#### [Objective]
Find the lines with the string "CALCULO" and return them.

::::

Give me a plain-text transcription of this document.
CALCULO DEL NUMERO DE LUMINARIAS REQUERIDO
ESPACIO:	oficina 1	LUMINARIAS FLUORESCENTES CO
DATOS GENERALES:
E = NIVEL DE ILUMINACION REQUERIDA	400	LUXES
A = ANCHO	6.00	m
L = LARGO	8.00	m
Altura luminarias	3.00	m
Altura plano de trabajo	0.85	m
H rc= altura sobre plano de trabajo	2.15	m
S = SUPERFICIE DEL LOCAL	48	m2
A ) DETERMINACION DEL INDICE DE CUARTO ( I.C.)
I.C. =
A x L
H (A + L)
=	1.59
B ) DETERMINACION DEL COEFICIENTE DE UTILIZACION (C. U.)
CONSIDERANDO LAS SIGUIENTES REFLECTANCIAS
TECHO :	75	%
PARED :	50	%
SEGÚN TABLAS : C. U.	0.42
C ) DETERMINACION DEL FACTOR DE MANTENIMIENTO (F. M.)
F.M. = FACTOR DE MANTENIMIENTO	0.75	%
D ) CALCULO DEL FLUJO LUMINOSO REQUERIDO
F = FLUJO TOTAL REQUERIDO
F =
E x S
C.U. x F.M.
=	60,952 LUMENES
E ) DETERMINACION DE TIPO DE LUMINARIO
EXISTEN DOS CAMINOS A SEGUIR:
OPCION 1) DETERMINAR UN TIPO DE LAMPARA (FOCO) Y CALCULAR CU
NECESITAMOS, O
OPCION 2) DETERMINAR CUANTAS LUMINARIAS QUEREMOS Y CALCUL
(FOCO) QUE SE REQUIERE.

::::

#### [Solution for this exercise]
CALCULO DEL NUMERO DE LUMINARIAS REQUERIDO
D ) CALCULO DEL FLUJO LUMINOSO REQUERIDO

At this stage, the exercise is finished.